-------- Exercise material --------

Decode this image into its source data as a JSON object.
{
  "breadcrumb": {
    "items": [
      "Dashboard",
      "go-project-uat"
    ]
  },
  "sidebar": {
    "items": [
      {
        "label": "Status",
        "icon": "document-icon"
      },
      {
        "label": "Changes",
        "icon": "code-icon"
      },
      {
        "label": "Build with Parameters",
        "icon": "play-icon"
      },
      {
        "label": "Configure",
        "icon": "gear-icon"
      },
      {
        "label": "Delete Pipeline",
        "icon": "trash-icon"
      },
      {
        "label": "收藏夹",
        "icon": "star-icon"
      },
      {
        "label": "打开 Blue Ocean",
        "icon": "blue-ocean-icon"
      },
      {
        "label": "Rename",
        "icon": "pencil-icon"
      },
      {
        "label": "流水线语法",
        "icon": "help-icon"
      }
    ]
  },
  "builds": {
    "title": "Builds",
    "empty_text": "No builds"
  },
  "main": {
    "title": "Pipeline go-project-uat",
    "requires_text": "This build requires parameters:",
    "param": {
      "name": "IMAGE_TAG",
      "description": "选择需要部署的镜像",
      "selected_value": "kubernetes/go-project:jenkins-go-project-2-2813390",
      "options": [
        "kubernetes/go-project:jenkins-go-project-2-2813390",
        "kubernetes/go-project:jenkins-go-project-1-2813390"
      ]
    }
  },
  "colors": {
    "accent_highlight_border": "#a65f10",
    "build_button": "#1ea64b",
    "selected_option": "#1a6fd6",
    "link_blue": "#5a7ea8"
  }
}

--------

> [What you should do]: Every entry needs to be retyped exactly.

> [Finished exercise]:
Decode this image into its source data as a JSON object.
{
  "breadcrumb": {
    "items": [
      "Dashboard",
      "go-project-uat"
    ]
  },
  "sidebar": {
    "items": [
      {
        "label": "Status",
        "icon": "document-icon"
      },
      {
        "label": "Changes",
        "icon": "code-icon"
      },
      {
        "label": "Build with Parameters",
        "icon": "play-icon"
      },
      {
        "label": "Configure",
        "icon": "gear-icon"
      },
      {
        "label": "Delete Pipeline",
        "icon": "trash-icon"
      },
      {
        "label": "收藏夹",
        "icon": "star-icon"
      },
      {
        "label": "打开 Blue Ocean",
        "icon": "blue-ocean-icon"
      },
      {
        "label": "Rename",
        "icon": "pencil-icon"
      },
      {
        "label": "流水线语法",
        "icon": "help-icon"
      }
    ]
  },
  "builds": {
    "title": "Builds",
    "empty_text": "No builds"
  },
  "main": {
    "title": "Pipeline go-project-uat",
    "requires_text": "This build requires parameters:",
    "param": {
      "name": "IMAGE_TAG",
      "description": "选择需要部署的镜像",
      "selected_value": "kubernetes/go-project:jenkins-go-project-2-2813390",
      "options": [
        "kubernetes/go-project:jenkins-go-project-2-2813390",
        "kubernetes/go-project:jenkins-go-project-1-2813390"
      ]
    }
  },
  "colors": {
    "accent_highlight_border": "#a65f10",
    "build_button": "#1ea64b",
    "selected_option": "#1a6fd6",
    "link_blue": "#5a7ea8"
  }
}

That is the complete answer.